# ТЕКСТ ДЛЯ ИЗУЧЕНИЯ
= = = = = = =
   Да, их было немного уже – тех людей, которые могли бы понимать его сложные построения с ходу, так, как он этого требовал, так, чтобы они могли непосредственно следовать за причудливым течением его мысли. Постепенно из числа его научных слушателей выбыл Льюис, затем отец, затем бесконечно терпеливая тетушка Джейн. Оставались Питер, Вильям Томсон и Джордж Габриэль Стокс. Многочисленные друзья-гуманитарии не шли в счет – с ними можно было говорить лишь о предметах, далеких от научных устремлений Джеймса.
   А из вещей, которыми занимался Джеймс во время кембриджской учебы, нужно прежде всего назвать развитие его геометрических исследований, начатых «Овалами», и исследования по цветовому зрению Джеймс написал несколько статей для «кембриджского и Дублинского математического журнала», где редактором был Вильям Томсон, а постоянным автором – Джордж Габриэль Стокс.
= = = = = = =
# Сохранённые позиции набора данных
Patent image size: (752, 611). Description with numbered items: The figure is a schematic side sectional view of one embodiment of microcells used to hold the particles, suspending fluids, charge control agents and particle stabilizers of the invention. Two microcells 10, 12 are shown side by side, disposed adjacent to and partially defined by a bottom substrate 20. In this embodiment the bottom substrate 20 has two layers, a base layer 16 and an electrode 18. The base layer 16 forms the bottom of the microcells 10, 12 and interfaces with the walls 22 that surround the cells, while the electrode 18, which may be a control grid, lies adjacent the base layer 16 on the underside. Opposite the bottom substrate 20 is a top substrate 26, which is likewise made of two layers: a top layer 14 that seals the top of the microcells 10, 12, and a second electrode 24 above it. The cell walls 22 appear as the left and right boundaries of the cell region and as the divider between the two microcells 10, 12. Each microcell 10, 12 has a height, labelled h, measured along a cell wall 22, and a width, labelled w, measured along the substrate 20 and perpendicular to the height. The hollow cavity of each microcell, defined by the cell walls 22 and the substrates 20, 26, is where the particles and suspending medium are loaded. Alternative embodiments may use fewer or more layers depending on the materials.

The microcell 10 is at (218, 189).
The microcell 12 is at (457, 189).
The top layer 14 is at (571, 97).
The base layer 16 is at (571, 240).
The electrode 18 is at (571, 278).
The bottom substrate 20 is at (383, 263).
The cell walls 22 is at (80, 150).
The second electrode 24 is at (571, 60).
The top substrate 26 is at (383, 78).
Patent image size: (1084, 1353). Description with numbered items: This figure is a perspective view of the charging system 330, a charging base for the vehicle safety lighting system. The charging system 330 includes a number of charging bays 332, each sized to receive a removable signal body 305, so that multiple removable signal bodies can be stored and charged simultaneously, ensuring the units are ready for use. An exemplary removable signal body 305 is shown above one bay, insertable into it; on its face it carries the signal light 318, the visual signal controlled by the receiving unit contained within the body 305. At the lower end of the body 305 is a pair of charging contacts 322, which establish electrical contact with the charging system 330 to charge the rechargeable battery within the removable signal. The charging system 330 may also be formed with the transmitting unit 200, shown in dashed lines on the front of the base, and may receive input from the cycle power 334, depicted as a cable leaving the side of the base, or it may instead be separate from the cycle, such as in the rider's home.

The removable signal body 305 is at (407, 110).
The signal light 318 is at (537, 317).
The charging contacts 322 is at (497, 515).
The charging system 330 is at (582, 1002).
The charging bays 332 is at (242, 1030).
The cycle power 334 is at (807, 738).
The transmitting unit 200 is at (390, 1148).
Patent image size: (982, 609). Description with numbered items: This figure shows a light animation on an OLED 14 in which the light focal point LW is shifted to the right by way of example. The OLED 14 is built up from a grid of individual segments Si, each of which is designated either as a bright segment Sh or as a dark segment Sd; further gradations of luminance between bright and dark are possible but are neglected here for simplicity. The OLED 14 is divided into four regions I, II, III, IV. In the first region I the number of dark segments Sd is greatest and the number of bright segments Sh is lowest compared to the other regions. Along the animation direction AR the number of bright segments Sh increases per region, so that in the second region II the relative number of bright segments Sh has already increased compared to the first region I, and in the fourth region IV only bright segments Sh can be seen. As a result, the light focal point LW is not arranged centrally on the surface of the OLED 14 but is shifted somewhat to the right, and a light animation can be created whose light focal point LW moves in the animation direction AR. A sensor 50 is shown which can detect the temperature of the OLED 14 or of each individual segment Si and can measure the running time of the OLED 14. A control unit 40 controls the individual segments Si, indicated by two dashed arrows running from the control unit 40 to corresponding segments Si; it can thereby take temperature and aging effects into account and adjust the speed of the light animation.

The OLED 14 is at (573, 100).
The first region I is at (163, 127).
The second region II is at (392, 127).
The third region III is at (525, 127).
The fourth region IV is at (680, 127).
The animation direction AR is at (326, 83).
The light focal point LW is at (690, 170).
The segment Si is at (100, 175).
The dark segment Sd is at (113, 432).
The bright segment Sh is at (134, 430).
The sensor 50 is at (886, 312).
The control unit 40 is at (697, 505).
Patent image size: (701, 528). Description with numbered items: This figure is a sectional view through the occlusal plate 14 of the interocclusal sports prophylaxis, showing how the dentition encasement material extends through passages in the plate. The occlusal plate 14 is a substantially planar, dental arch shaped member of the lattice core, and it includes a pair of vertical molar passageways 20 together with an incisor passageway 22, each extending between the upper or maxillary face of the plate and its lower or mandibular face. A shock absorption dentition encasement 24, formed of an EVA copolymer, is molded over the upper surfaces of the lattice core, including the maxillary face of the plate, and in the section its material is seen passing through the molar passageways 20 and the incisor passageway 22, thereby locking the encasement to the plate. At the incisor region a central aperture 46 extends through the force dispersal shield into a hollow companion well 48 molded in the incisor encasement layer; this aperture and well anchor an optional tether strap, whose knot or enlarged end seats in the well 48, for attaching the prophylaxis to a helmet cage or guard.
= = = = = = =
# ОТВЕТЬТЕ НА ВОПРОСЫ
(1) Кто был редактором «кембриджского и Дублинского математического журнала», согласно тексту о Джеймсе?
(2) Приведите еще раз фрагмент текста о Джеймсе, начиная со слов «А из вещей, которыми» и продолжая до слов «автором – Джордж Габриэль Стокс.».
(3) Определите, соответствуют ли тексту о Джеймсе следующие утверждения. (a) Питер остался среди научных слушателей Джеймса. (b) С друзьями-гуманитариями Джеймс обсуждал свои научные устремления. (c) Тетушка Джейн выбыла из числа научных слушателей раньше Льюиса.

# СПИСОК ОТВЕТОВ
(1) Вильям Томсон.

(2)
А из вещей, которыми занимался Джеймс во время кембриджской учебы, нужно прежде всего назвать развитие его геометрических исследований, начатых «Овалами», и исследования по цветовому зрению Джеймс написал несколько статей для «кембриджского и Дублинского математического журнала», где редактором был Вильям Томсон, а постоянным автором – Джордж Габриэль Стокс.

(3)
(a) Да: «Оставались Питер, Вильям Томсон и Джордж Габриэль Стокс».
(b) Нет: «с ними можно было говорить лишь о предметах, далеких от научных устремлений Джеймса».
(c) Нет: «Постепенно из числа его научных слушателей выбыл Льюис, затем отец, затем бесконечно терпеливая тетушка Джейн».